▶ [Page extract]
** Start **

The race for more efficient engines

New technique lays the foundation for greener transport fuels and next-generation engines.    

A shock tube used to model the auto-ignition properties of light naphtha.

A shock tube used to model the auto-ignition properties of light naphtha.

© 2016 KAUST

The search for better engine performance powered by less polluting fuels will benefit from a new modeling technique developed at KAUST1.

Reducing the greenhouse gases released from the production and burning of fuels like diesel and gasoline —significant contributors to climate change—is a huge challenge facing the transportation industry.

Aamir Farooq, KAUST Associate Professor of Mechanical Engineering, and colleagues from the KAUST Clean Combustion Research Center worked with the Fuel Technology Team from Saudi Aramco and used an innovative technique for testing the properties of light naphtha, a fully blended low-octane highly paraffinic fuel. Farooq explained that this technique could open the potential for more advanced engines to run on fuels that release fewer greenhouse gas emissions.

** End **

▶ [Labeled box records]
** Start **

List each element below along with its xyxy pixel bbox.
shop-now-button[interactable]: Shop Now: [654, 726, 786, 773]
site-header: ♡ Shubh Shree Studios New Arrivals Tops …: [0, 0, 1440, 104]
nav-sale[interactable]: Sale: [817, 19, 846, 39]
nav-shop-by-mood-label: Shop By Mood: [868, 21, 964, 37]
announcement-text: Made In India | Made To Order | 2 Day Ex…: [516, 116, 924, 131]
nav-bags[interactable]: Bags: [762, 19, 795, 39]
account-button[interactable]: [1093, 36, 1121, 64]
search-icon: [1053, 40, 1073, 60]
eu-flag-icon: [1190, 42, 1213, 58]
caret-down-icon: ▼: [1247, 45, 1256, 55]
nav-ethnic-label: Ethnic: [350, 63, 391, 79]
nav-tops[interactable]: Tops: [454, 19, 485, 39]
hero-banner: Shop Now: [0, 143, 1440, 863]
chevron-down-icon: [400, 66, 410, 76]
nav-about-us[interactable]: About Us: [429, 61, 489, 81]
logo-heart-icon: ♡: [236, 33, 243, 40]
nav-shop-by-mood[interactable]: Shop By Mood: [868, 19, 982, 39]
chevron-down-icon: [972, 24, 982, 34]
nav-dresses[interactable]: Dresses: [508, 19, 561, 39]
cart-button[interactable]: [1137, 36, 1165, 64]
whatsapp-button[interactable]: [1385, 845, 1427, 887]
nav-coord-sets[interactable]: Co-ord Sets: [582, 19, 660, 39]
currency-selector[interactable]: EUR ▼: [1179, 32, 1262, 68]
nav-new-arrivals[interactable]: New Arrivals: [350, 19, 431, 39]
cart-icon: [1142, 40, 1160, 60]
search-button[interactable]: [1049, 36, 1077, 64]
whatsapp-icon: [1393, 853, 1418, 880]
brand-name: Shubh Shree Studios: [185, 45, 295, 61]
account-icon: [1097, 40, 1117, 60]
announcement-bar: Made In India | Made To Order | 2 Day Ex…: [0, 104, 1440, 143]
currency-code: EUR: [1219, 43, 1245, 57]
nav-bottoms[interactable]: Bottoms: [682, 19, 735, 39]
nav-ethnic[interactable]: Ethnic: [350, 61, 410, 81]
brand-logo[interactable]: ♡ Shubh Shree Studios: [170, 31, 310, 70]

** End **

▶ [Exercise requirements]
(1) According to the article on efficient engines, are these statements true? Answer yes or no for each, and quote the deciding words. (a) A shock tube was used to model the auto-ignition properties of light naphtha. (b) Light naphtha is described as a high-octane fuel. (c) Farooq and colleagues worked with a team from Saudi Aramco.
(2) Translate this sentence from the article on efficient engines into Spanish: "Farooq explained that this technique could open the potential for more advanced engines to run on fuels that release fewer greenhouse gas emissions."

▶ [Responses to the exercise]
(1)
(a) Yes: "A shock tube used to model the auto-ignition properties of light naphtha."
(b) No: "a fully blended low-octane highly paraffinic fuel"
(c) Yes: "worked with the Fuel Technology Team from Saudi Aramco"

(2) Farooq explicó que esta técnica podría abrir la posibilidad de que motores más avanzados funcionen con combustibles que liberen menos emisiones de gases de efecto invernadero.